# Dataset entries start
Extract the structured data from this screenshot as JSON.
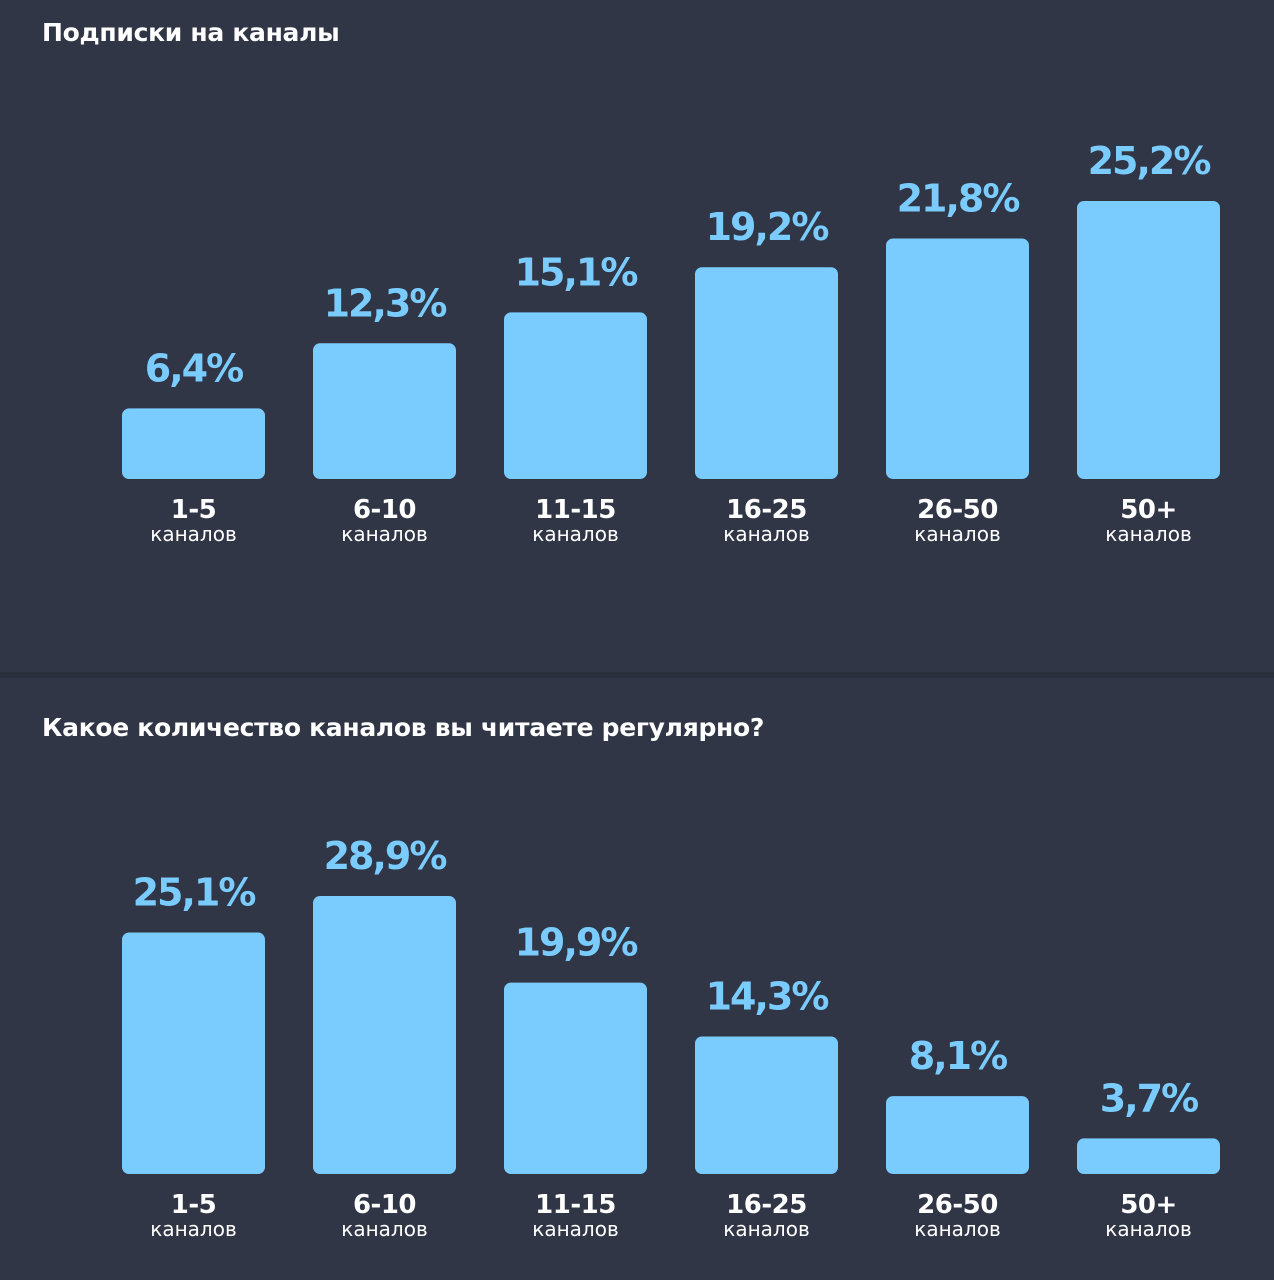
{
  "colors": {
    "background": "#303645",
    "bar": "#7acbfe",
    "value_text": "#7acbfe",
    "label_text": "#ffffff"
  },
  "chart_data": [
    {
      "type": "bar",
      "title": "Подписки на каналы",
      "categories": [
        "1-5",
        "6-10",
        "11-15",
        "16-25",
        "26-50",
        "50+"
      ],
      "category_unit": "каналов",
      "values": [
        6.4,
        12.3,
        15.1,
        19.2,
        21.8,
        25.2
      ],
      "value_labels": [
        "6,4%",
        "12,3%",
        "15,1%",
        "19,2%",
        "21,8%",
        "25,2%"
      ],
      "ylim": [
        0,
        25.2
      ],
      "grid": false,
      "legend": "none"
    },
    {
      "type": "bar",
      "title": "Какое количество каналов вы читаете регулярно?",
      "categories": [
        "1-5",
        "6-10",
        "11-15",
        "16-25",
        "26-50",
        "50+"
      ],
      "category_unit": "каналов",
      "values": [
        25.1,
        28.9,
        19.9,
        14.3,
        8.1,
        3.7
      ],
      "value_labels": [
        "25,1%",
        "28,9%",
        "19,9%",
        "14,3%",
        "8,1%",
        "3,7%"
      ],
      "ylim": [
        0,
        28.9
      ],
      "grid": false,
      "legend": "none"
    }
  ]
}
# Dataset entries end
# Dataset entries start
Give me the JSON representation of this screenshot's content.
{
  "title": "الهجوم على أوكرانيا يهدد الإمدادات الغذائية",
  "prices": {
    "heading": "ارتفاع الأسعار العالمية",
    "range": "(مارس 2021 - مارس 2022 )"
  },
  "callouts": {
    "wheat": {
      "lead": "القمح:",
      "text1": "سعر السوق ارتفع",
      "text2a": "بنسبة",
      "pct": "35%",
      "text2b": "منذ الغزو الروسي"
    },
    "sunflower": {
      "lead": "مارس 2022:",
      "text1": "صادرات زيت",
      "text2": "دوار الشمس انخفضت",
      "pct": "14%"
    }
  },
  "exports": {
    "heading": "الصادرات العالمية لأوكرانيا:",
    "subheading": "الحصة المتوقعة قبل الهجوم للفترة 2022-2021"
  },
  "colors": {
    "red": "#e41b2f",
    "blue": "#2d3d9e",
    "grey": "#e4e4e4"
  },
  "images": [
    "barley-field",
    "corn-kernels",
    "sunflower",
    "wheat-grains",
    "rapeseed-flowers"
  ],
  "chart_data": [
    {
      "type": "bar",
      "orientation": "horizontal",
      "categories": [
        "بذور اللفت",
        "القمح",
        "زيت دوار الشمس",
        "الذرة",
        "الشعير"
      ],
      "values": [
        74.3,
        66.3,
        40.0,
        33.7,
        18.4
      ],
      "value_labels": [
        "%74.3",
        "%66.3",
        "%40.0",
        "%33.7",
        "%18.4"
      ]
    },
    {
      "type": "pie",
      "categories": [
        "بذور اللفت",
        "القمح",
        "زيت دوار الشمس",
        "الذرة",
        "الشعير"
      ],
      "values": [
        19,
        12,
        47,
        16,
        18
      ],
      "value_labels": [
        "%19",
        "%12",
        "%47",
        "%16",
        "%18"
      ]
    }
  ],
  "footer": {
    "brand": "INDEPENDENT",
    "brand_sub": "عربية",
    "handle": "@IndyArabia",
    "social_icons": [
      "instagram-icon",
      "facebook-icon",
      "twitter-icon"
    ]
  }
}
# Dataset entries end
Problem requirements
Determine how many lines above contain "العالمية" as a word or string. Give the number alone.

Response to this task
2